**BRIEF:** Your task is to extract every line from the material below exactly.

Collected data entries
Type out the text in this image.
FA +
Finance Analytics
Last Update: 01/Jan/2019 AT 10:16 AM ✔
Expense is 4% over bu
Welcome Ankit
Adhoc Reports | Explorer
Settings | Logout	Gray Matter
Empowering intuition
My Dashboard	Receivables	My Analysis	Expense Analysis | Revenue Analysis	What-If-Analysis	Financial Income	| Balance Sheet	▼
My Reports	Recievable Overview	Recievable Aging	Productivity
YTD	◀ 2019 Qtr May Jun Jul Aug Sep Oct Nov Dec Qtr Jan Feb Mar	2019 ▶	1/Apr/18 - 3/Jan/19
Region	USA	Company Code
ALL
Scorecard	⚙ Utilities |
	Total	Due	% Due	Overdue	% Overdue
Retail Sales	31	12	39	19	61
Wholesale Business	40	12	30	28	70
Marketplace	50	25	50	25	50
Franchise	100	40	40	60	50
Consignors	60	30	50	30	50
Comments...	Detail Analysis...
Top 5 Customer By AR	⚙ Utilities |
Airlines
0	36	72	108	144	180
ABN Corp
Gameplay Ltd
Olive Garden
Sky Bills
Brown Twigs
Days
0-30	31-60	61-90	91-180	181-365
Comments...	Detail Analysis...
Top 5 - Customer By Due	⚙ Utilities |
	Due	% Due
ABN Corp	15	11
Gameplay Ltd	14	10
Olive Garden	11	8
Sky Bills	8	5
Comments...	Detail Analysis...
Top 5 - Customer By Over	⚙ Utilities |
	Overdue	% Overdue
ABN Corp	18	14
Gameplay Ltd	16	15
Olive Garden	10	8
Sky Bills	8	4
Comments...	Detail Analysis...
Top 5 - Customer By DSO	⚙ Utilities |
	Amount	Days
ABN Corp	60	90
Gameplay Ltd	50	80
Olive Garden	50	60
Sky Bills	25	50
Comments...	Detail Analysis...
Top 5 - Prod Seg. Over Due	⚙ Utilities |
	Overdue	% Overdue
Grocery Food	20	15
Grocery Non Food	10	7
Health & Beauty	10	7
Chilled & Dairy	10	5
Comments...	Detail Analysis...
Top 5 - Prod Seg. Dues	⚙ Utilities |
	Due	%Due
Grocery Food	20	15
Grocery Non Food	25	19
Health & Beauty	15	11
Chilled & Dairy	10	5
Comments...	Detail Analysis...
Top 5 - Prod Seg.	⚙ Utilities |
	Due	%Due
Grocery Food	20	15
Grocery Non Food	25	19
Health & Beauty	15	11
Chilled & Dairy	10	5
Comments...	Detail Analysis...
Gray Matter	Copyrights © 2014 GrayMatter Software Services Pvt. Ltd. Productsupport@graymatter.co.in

**RESPONSE TO THIS TASK:**
Type out the text in this image.
FA +
Finance Analytics
Last Update: 01/Jan/2019 AT 10:16 AM ✔
Expense is 4% over bu
Welcome Ankit
Adhoc Reports | Explorer
Settings | Logout	Gray Matter
Empowering intuition
My Dashboard	Receivables	My Analysis	Expense Analysis | Revenue Analysis	What-If-Analysis	Financial Income	| Balance Sheet	▼
My Reports	Recievable Overview	Recievable Aging	Productivity
YTD	◀ 2019 Qtr May Jun Jul Aug Sep Oct Nov Dec Qtr Jan Feb Mar	2019 ▶	1/Apr/18 - 3/Jan/19
Region	USA	Company Code
ALL
Scorecard	⚙ Utilities |
	Total	Due	% Due	Overdue	% Overdue
Retail Sales	31	12	39	19	61
Wholesale Business	40	12	30	28	70
Marketplace	50	25	50	25	50
Franchise	100	40	40	60	50
Consignors	60	30	50	30	50
Comments...	Detail Analysis...
Top 5 Customer By AR	⚙ Utilities |
Airlines
0	36	72	108	144	180
ABN Corp
Gameplay Ltd
Olive Garden
Sky Bills
Brown Twigs
Days
0-30	31-60	61-90	91-180	181-365
Comments...	Detail Analysis...
Top 5 - Customer By Due	⚙ Utilities |
	Due	% Due
ABN Corp	15	11
Gameplay Ltd	14	10
Olive Garden	11	8
Sky Bills	8	5
Comments...	Detail Analysis...
Top 5 - Customer By Over	⚙ Utilities |
	Overdue	% Overdue
ABN Corp	18	14
Gameplay Ltd	16	15
Olive Garden	10	8
Sky Bills	8	4
Comments...	Detail Analysis...
Top 5 - Customer By DSO	⚙ Utilities |
	Amount	Days
ABN Corp	60	90
Gameplay Ltd	50	80
Olive Garden	50	60
Sky Bills	25	50
Comments...	Detail Analysis...
Top 5 - Prod Seg. Over Due	⚙ Utilities |
	Overdue	% Overdue
Grocery Food	20	15
Grocery Non Food	10	7
Health & Beauty	10	7
Chilled & Dairy	10	5
Comments...	Detail Analysis...
Top 5 - Prod Seg. Dues	⚙ Utilities |
	Due	%Due
Grocery Food	20	15
Grocery Non Food	25	19
Health & Beauty	15	11
Chilled & Dairy	10	5
Comments...	Detail Analysis...
Top 5 - Prod Seg.	⚙ Utilities |
	Due	%Due
Grocery Food	20	15
Grocery Non Food	25	19
Health & Beauty	15	11
Chilled & Dairy	10	5
Comments...	Detail Analysis...
Gray Matter	Copyrights © 2014 GrayMatter Software Services Pvt. Ltd. Productsupport@graymatter.co.in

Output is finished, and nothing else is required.